• **Exercise prompt**
Repeat, line for line, the entries printed below.

• **Input data**

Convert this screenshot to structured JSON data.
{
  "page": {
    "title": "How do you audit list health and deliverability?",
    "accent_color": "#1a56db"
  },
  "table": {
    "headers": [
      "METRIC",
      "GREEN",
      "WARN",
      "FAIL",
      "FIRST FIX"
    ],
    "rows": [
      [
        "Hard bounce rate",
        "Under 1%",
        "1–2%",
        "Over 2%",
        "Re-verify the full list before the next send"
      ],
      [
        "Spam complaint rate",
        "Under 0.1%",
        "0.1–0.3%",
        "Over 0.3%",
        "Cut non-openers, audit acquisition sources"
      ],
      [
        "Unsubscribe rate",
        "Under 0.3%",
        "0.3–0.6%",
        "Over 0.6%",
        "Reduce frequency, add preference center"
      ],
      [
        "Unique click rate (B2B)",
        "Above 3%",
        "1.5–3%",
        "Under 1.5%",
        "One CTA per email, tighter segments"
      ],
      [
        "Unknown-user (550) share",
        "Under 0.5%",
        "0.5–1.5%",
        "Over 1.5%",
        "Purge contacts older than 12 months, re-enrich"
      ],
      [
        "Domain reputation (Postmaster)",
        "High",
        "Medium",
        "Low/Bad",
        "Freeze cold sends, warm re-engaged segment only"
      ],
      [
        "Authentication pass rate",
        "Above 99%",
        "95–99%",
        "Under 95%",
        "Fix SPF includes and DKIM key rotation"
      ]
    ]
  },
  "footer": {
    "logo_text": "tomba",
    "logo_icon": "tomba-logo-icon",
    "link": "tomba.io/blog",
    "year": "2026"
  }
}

• **Solution to this problem**
Convert this screenshot to structured JSON data.
{
  "page": {
    "title": "How do you audit list health and deliverability?",
    "accent_color": "#1a56db"
  },
  "table": {
    "headers": [
      "METRIC",
      "GREEN",
      "WARN",
      "FAIL",
      "FIRST FIX"
    ],
    "rows": [
      [
        "Hard bounce rate",
        "Under 1%",
        "1–2%",
        "Over 2%",
        "Re-verify the full list before the next send"
      ],
      [
        "Spam complaint rate",
        "Under 0.1%",
        "0.1–0.3%",
        "Over 0.3%",
        "Cut non-openers, audit acquisition sources"
      ],
      [
        "Unsubscribe rate",
        "Under 0.3%",
        "0.3–0.6%",
        "Over 0.6%",
        "Reduce frequency, add preference center"
      ],
      [
        "Unique click rate (B2B)",
        "Above 3%",
        "1.5–3%",
        "Under 1.5%",
        "One CTA per email, tighter segments"
      ],
      [
        "Unknown-user (550) share",
        "Under 0.5%",
        "0.5–1.5%",
        "Over 1.5%",
        "Purge contacts older than 12 months, re-enrich"
      ],
      [
        "Domain reputation (Postmaster)",
        "High",
        "Medium",
        "Low/Bad",
        "Freeze cold sends, warm re-engaged segment only"
      ],
      [
        "Authentication pass rate",
        "Above 99%",
        "95–99%",
        "Under 95%",
        "Fix SPF includes and DKIM key rotation"
      ]
    ]
  },
  "footer": {
    "logo_text": "tomba",
    "logo_icon": "tomba-logo-icon",
    "link": "tomba.io/blog",
    "year": "2026"
  }
}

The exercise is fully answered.